Saved entries:
______
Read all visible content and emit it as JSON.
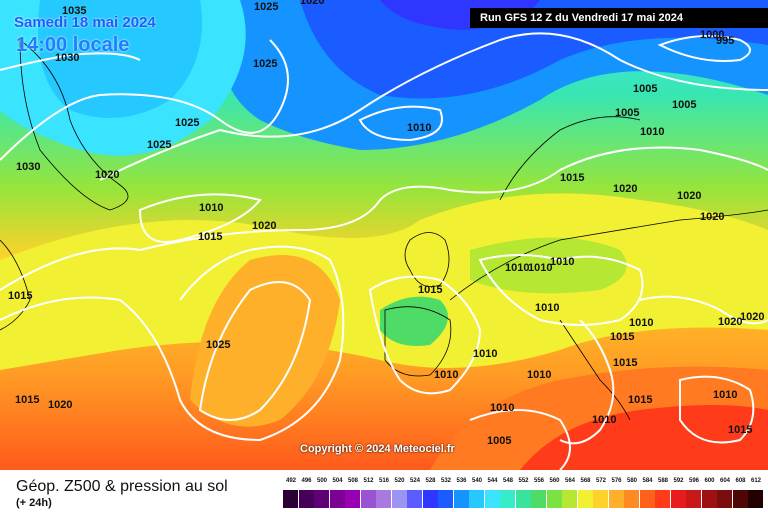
{
  "header": {
    "date": "Samedi 18 mai 2024",
    "time": "14:00 locale",
    "run": "Run GFS 12 Z du Vendredi 17 mai 2024",
    "copyright": "Copyright © 2024 Meteociel.fr"
  },
  "legend": {
    "title": "Géop. Z500 & pression au sol",
    "subtitle": "(+ 24h)",
    "scale_values": [
      "492",
      "496",
      "500",
      "504",
      "508",
      "512",
      "516",
      "520",
      "524",
      "528",
      "532",
      "536",
      "540",
      "544",
      "548",
      "552",
      "556",
      "560",
      "564",
      "568",
      "572",
      "576",
      "580",
      "584",
      "588",
      "592",
      "596",
      "600",
      "604",
      "608",
      "612"
    ],
    "scale_colors": [
      "#2b0033",
      "#460058",
      "#5f0076",
      "#7b0094",
      "#9900b3",
      "#9a53d1",
      "#a87ae0",
      "#9c94f2",
      "#5a5cff",
      "#2f36ff",
      "#1a5cff",
      "#1593ff",
      "#25c8ff",
      "#3ae4ff",
      "#37ecc8",
      "#38e49d",
      "#4fdc66",
      "#7ae241",
      "#b5e733",
      "#f2f032",
      "#ffd12b",
      "#ffb02a",
      "#ff8a22",
      "#ff601a",
      "#ff3b1a",
      "#e81c1c",
      "#c91818",
      "#9f1111",
      "#7a0e0e",
      "#4d0707",
      "#220000"
    ]
  },
  "map": {
    "isobar_labels": [
      {
        "text": "1035"
      },
      {
        "text": "1030"
      },
      {
        "text": "1025"
      },
      {
        "text": "1020"
      },
      {
        "text": "1025"
      },
      {
        "text": "1025"
      },
      {
        "text": "1030"
      },
      {
        "text": "1020"
      },
      {
        "text": "1010"
      },
      {
        "text": "1015"
      },
      {
        "text": "1020"
      },
      {
        "text": "1010"
      },
      {
        "text": "1000"
      },
      {
        "text": "995"
      },
      {
        "text": "1005"
      },
      {
        "text": "1005"
      },
      {
        "text": "1005"
      },
      {
        "text": "1010"
      },
      {
        "text": "1015"
      },
      {
        "text": "1020"
      },
      {
        "text": "1020"
      },
      {
        "text": "1020"
      },
      {
        "text": "1015"
      },
      {
        "text": "1010"
      },
      {
        "text": "1010"
      },
      {
        "text": "1010"
      },
      {
        "text": "1010"
      },
      {
        "text": "1010"
      },
      {
        "text": "1015"
      },
      {
        "text": "1020"
      },
      {
        "text": "1025"
      },
      {
        "text": "1025"
      },
      {
        "text": "1015"
      },
      {
        "text": "1020"
      },
      {
        "text": "1010"
      },
      {
        "text": "1010"
      },
      {
        "text": "1010"
      },
      {
        "text": "1015"
      },
      {
        "text": "1015"
      },
      {
        "text": "1015"
      },
      {
        "text": "1010"
      },
      {
        "text": "1010"
      },
      {
        "text": "1005"
      },
      {
        "text": "1010"
      },
      {
        "text": "1015"
      },
      {
        "text": "1020"
      }
    ]
  }
}
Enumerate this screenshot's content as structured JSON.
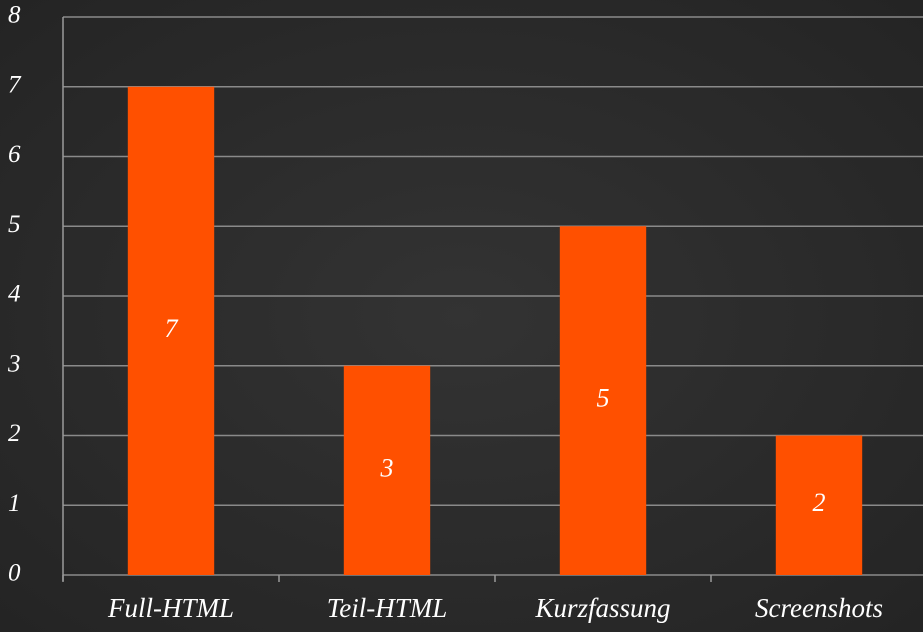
{
  "chart_data": {
    "type": "bar",
    "categories": [
      "Full-HTML",
      "Teil-HTML",
      "Kurzfassung",
      "Screenshots"
    ],
    "values": [
      7,
      3,
      5,
      2
    ],
    "color": "#ff5000",
    "ylim": [
      0,
      8
    ],
    "yticks": [
      0,
      1,
      2,
      3,
      4,
      5,
      6,
      7,
      8
    ],
    "grid": true
  }
}
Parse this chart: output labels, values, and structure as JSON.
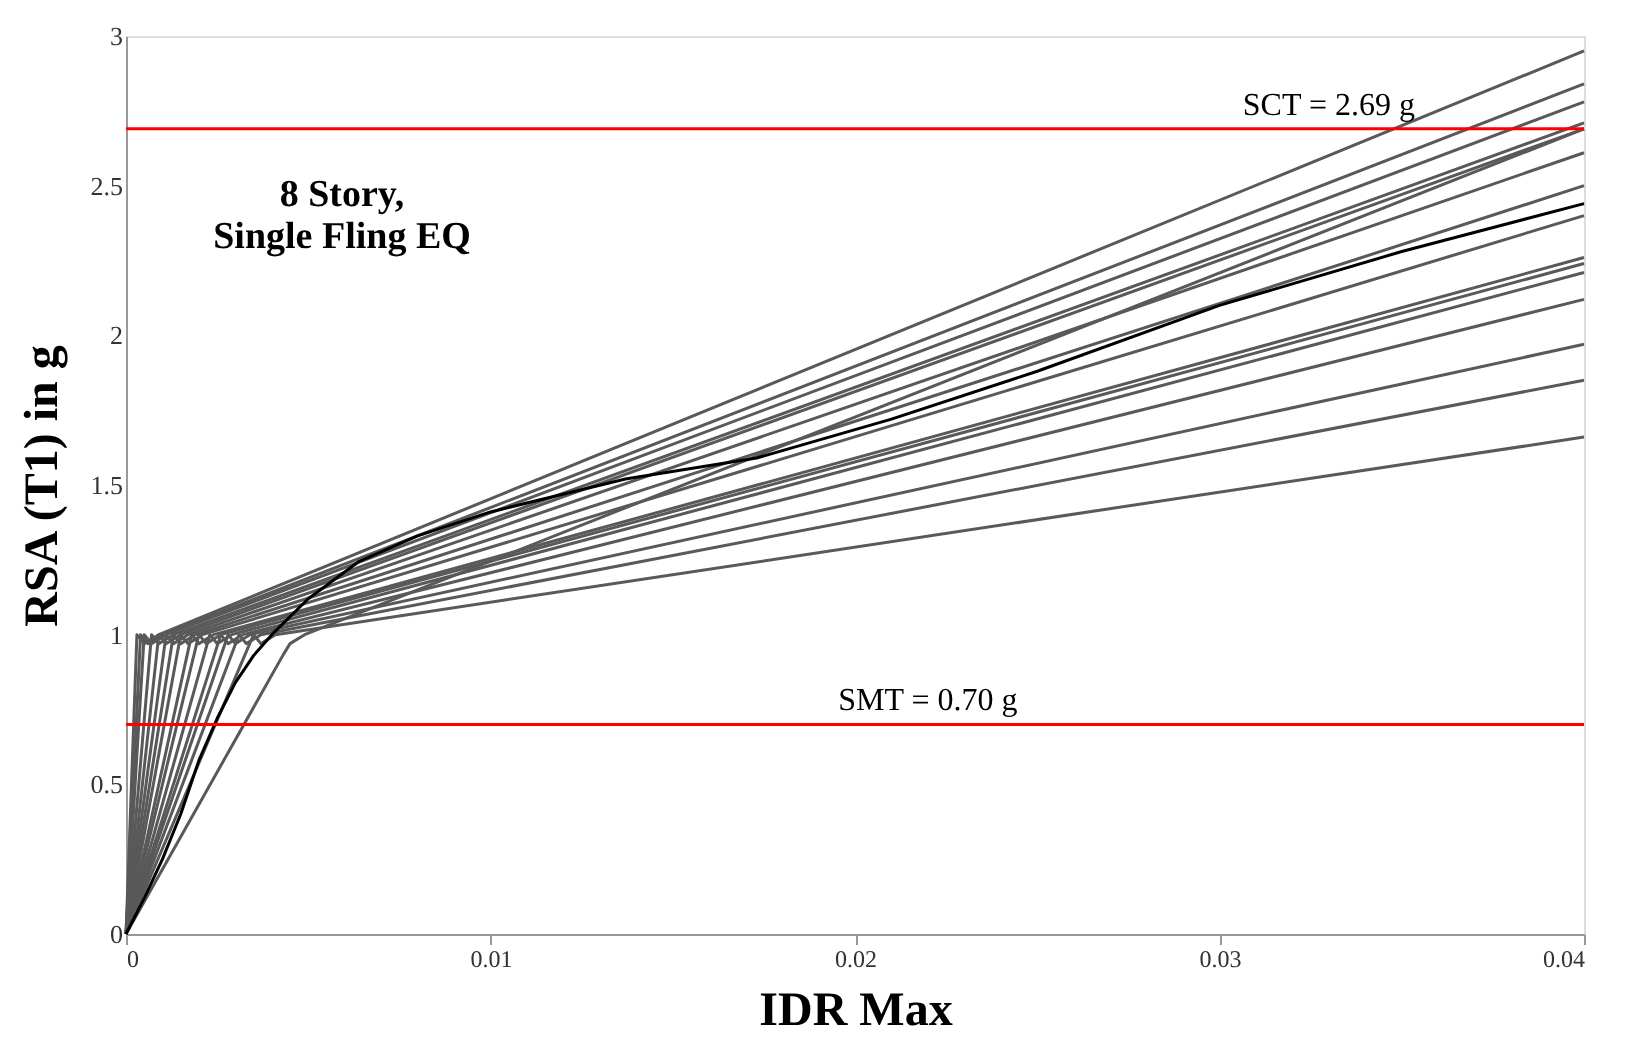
{
  "chart_data": {
    "type": "line",
    "xlabel": "IDR Max",
    "ylabel": "RSA (T1) in g",
    "xlim": [
      0,
      0.04
    ],
    "ylim": [
      0,
      3
    ],
    "xticks": [
      0,
      0.01,
      0.02,
      0.03,
      0.04
    ],
    "yticks": [
      0,
      0.5,
      1,
      1.5,
      2,
      2.5,
      3
    ],
    "grid": false,
    "legend": false,
    "marker": "none",
    "line_style": "solid",
    "annotations": [
      "8 Story,\nSingle Fling EQ"
    ],
    "ref_lines": [
      {
        "axis": "y",
        "value": 2.69,
        "label": "SCT = 2.69 g",
        "color": "#ff0000"
      },
      {
        "axis": "y",
        "value": 0.7,
        "label": "SMT = 0.70 g",
        "color": "#ff0000"
      }
    ],
    "series": [
      {
        "color": "#595959",
        "x": [
          0,
          0.0003,
          0.0005,
          0.0009,
          0.04
        ],
        "values": [
          0,
          1.0,
          0.97,
          1.0,
          2.95
        ]
      },
      {
        "color": "#595959",
        "x": [
          0,
          0.0004,
          0.0006,
          0.001,
          0.04
        ],
        "values": [
          0,
          1.0,
          0.97,
          1.0,
          2.84
        ]
      },
      {
        "color": "#595959",
        "x": [
          0,
          0.0005,
          0.0007,
          0.0011,
          0.04
        ],
        "values": [
          0,
          1.0,
          0.97,
          1.0,
          2.78
        ]
      },
      {
        "color": "#595959",
        "x": [
          0,
          0.0007,
          0.0009,
          0.0013,
          0.04
        ],
        "values": [
          0,
          1.0,
          0.97,
          1.0,
          2.71
        ]
      },
      {
        "color": "#595959",
        "x": [
          0,
          0.0009,
          0.0011,
          0.0015,
          0.04
        ],
        "values": [
          0,
          1.0,
          0.97,
          1.0,
          2.69
        ]
      },
      {
        "color": "#595959",
        "x": [
          0,
          0.0011,
          0.0013,
          0.0017,
          0.04
        ],
        "values": [
          0,
          1.0,
          0.97,
          1.0,
          2.61
        ]
      },
      {
        "color": "#595959",
        "x": [
          0,
          0.0013,
          0.0015,
          0.0019,
          0.04
        ],
        "values": [
          0,
          1.0,
          0.97,
          1.0,
          2.5
        ]
      },
      {
        "color": "#595959",
        "x": [
          0,
          0.0015,
          0.0017,
          0.0021,
          0.04
        ],
        "values": [
          0,
          1.0,
          0.97,
          1.0,
          2.4
        ]
      },
      {
        "color": "#595959",
        "x": [
          0,
          0.0018,
          0.002,
          0.0024,
          0.04
        ],
        "values": [
          0,
          1.0,
          0.97,
          1.0,
          2.26
        ]
      },
      {
        "color": "#595959",
        "x": [
          0,
          0.002,
          0.0022,
          0.0026,
          0.04
        ],
        "values": [
          0,
          1.0,
          0.97,
          1.0,
          2.24
        ]
      },
      {
        "color": "#595959",
        "x": [
          0,
          0.0023,
          0.0025,
          0.0029,
          0.04
        ],
        "values": [
          0,
          1.0,
          0.97,
          1.0,
          2.21
        ]
      },
      {
        "color": "#595959",
        "x": [
          0,
          0.0026,
          0.0028,
          0.0032,
          0.04
        ],
        "values": [
          0,
          1.0,
          0.97,
          1.0,
          2.12
        ]
      },
      {
        "color": "#595959",
        "x": [
          0,
          0.0028,
          0.003,
          0.0034,
          0.04
        ],
        "values": [
          0,
          1.0,
          0.97,
          1.0,
          1.97
        ]
      },
      {
        "color": "#595959",
        "x": [
          0,
          0.0031,
          0.0033,
          0.0037,
          0.04
        ],
        "values": [
          0,
          1.0,
          0.97,
          1.0,
          1.85
        ]
      },
      {
        "color": "#595959",
        "x": [
          0,
          0.0035,
          0.0037,
          0.0041,
          0.04
        ],
        "values": [
          0,
          1.0,
          0.97,
          1.0,
          1.66
        ]
      },
      {
        "color": "#595959",
        "x": [
          0,
          0.0043,
          0.0045,
          0.0049,
          0.04
        ],
        "values": [
          0,
          0.93,
          0.97,
          1.0,
          2.69
        ]
      },
      {
        "color": "#000000",
        "x": [
          0,
          0.0005,
          0.001,
          0.0015,
          0.002,
          0.0025,
          0.003,
          0.0035,
          0.004,
          0.005,
          0.0064,
          0.008,
          0.01,
          0.0137,
          0.0173,
          0.021,
          0.025,
          0.03,
          0.035,
          0.04
        ],
        "values": [
          0,
          0.12,
          0.25,
          0.4,
          0.58,
          0.72,
          0.84,
          0.93,
          1.0,
          1.12,
          1.245,
          1.33,
          1.41,
          1.52,
          1.59,
          1.72,
          1.88,
          2.1,
          2.28,
          2.44
        ]
      }
    ]
  }
}
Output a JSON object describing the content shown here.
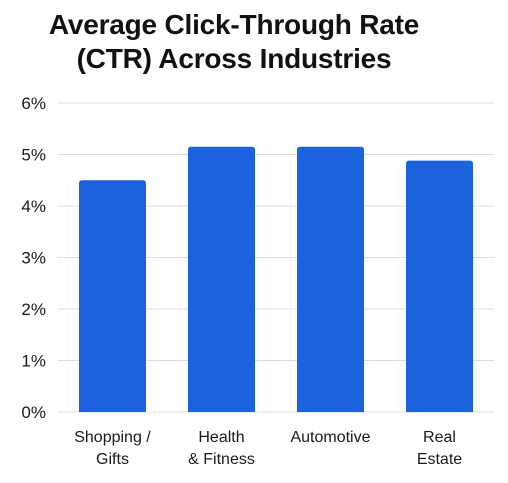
{
  "chart_data": {
    "type": "bar",
    "title_lines": [
      "Average Click-Through Rate",
      "(CTR) Across Industries"
    ],
    "title": "Average Click-Through Rate (CTR) Across Industries",
    "xlabel": "",
    "ylabel": "",
    "categories": [
      "Shopping / Gifts",
      "Health & Fitness",
      "Automotive",
      "Real Estate"
    ],
    "category_label_lines": [
      [
        "Shopping /",
        "Gifts"
      ],
      [
        "Health",
        "& Fitness"
      ],
      [
        "Automotive"
      ],
      [
        "Real",
        "Estate"
      ]
    ],
    "values": [
      4.5,
      5.15,
      5.15,
      4.88
    ],
    "unit": "%",
    "ylim": [
      0,
      6
    ],
    "yticks": [
      0,
      1,
      2,
      3,
      4,
      5,
      6
    ],
    "ytick_labels": [
      "0%",
      "1%",
      "2%",
      "3%",
      "4%",
      "5%",
      "6%"
    ],
    "grid": true,
    "bar_color": "#1a63dc",
    "grid_color": "#dcdcdc",
    "legend": "none"
  }
}
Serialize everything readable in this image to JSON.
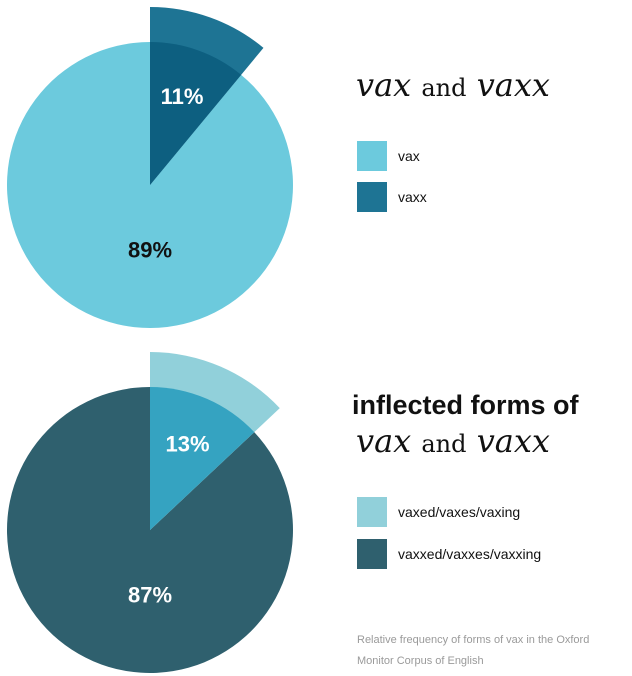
{
  "chart_data": [
    {
      "type": "pie",
      "title_parts": {
        "word1": "vax",
        "conj": "and",
        "word2": "vaxx"
      },
      "series": [
        {
          "name": "vax",
          "value": 89,
          "label": "89%",
          "color": "#6ccadd",
          "label_color": "#111111"
        },
        {
          "name": "vaxx",
          "value": 11,
          "label": "11%",
          "color": "#1e7494",
          "overlap_color": "#0d5f80",
          "label_color": "#ffffff",
          "exploded": true
        }
      ]
    },
    {
      "type": "pie",
      "title_parts": {
        "line1": "inflected forms of",
        "word1": "vax",
        "conj": "and",
        "word2": "vaxx"
      },
      "series": [
        {
          "name": "vaxxed/vaxxes/vaxxing",
          "value": 87,
          "label": "87%",
          "color": "#2f606e",
          "label_color": "#ffffff"
        },
        {
          "name": "vaxed/vaxes/vaxing",
          "value": 13,
          "label": "13%",
          "color": "#91d0da",
          "overlap_color": "#35a3c1",
          "label_color": "#ffffff",
          "exploded": true
        }
      ]
    }
  ],
  "legend1": [
    {
      "label": "vax",
      "color": "#6ccadd"
    },
    {
      "label": "vaxx",
      "color": "#1e7494"
    }
  ],
  "legend2": [
    {
      "label": "vaxed/vaxes/vaxing",
      "color": "#91d0da"
    },
    {
      "label": "vaxxed/vaxxes/vaxxing",
      "color": "#2f606e"
    }
  ],
  "caption": "Relative frequency of forms of vax in the Oxford Monitor Corpus of English"
}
______
**Required task:** Using the listing, say how many lines include the word "true", and add nothing else.

**Complete output:** 4